Task brief :: Copy out all the lines where "text" shows up.

════════

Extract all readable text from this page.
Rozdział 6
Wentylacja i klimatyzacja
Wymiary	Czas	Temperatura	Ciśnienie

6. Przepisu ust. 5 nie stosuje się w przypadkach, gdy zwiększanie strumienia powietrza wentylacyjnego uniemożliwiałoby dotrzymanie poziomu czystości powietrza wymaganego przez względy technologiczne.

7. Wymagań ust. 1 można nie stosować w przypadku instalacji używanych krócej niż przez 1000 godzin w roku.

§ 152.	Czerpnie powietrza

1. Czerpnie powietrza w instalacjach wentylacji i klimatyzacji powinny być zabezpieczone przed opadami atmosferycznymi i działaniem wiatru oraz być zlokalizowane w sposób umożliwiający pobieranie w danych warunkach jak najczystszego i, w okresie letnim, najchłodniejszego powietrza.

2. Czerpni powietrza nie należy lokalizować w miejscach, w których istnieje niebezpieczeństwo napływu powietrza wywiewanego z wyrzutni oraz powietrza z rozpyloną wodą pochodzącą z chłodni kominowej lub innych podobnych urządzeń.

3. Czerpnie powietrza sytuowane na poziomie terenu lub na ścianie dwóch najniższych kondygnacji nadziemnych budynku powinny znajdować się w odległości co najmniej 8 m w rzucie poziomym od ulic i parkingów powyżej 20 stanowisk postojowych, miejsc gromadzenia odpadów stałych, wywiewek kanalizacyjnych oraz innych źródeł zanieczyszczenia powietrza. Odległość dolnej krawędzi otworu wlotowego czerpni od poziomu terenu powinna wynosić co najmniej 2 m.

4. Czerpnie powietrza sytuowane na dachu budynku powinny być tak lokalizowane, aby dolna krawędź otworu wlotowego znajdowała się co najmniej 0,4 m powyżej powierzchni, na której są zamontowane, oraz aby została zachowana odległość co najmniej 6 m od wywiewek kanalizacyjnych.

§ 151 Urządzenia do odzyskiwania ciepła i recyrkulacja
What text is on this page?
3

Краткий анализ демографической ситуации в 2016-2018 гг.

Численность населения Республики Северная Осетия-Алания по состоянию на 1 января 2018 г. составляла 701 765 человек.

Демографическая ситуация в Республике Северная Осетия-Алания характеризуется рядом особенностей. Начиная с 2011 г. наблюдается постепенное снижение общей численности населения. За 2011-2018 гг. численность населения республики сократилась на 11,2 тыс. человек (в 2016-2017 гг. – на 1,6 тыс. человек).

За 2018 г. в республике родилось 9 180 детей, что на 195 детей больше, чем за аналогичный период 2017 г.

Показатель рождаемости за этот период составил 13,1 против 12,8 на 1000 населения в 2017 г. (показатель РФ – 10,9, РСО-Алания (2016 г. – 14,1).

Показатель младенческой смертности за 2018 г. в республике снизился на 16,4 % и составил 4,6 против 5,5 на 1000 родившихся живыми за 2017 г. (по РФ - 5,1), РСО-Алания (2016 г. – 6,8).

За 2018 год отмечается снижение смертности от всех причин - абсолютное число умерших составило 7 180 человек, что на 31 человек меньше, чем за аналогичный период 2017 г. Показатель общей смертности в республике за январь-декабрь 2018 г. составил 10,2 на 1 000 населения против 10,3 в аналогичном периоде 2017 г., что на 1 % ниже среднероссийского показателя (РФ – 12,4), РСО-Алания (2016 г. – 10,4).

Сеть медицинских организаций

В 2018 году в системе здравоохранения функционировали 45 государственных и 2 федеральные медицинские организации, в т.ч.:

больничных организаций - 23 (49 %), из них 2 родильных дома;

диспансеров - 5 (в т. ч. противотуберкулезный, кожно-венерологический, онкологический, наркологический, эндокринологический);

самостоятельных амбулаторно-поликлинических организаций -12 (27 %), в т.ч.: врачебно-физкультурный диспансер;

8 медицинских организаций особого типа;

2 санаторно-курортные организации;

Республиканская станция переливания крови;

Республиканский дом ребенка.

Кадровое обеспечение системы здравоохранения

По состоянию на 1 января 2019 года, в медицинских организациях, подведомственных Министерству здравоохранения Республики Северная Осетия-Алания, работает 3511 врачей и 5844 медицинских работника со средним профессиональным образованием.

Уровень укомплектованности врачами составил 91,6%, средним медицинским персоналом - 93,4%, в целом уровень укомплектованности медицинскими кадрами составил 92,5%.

════════

Written response ::
Extract all readable text from this page.
What text is on this page?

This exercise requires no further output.